_SHORT EXERCISE_.
Where a line contains the word "координация", copy that line in full.

>> Begin GIVEN RECORDS

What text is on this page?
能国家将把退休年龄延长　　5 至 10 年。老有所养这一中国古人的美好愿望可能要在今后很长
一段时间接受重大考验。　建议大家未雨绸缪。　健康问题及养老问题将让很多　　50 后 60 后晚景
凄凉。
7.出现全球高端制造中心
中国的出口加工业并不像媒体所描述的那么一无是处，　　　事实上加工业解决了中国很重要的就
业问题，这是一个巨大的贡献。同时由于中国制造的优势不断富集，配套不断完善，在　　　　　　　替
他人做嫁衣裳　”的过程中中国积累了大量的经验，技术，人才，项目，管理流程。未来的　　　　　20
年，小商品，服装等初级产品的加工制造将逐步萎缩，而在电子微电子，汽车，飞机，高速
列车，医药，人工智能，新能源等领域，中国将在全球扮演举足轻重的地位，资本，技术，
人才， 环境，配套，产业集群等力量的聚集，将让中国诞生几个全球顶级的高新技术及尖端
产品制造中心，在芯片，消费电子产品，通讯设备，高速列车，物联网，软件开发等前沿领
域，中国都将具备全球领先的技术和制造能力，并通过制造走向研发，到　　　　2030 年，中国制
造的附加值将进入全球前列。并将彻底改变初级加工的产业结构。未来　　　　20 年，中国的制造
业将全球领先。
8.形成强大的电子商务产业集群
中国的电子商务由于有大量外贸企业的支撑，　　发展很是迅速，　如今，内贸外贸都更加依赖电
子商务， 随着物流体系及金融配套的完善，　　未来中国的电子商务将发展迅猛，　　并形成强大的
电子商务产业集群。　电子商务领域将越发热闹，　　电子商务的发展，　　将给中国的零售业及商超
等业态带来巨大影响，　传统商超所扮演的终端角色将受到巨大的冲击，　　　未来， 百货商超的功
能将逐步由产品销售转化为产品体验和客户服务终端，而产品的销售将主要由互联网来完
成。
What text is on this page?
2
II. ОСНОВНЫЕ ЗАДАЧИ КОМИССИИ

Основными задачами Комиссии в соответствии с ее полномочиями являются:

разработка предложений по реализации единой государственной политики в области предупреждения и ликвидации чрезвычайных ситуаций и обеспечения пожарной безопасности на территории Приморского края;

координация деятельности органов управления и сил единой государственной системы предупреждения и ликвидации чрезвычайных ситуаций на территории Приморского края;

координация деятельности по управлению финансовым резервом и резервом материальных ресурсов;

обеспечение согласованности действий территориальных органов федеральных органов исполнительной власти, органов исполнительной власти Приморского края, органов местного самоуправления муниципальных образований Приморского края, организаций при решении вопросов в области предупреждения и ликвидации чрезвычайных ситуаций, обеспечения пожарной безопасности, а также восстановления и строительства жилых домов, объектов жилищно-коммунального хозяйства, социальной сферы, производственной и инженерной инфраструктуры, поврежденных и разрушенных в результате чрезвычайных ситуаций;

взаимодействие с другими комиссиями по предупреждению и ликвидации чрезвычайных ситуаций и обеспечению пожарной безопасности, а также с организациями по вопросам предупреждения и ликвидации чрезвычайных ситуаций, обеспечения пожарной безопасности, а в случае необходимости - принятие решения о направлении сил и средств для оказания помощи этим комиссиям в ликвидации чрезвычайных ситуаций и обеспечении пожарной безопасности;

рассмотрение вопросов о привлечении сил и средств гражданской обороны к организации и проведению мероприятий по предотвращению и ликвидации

>> End GIVEN RECORDS

_TASK OUTPUT_.
координация деятельности органов управления и сил единой государственной системы предупреждения и ликвидации чрезвычайных ситуаций на территории Приморского края;
координация деятельности по управлению финансовым резервом и резервом материальных ресурсов;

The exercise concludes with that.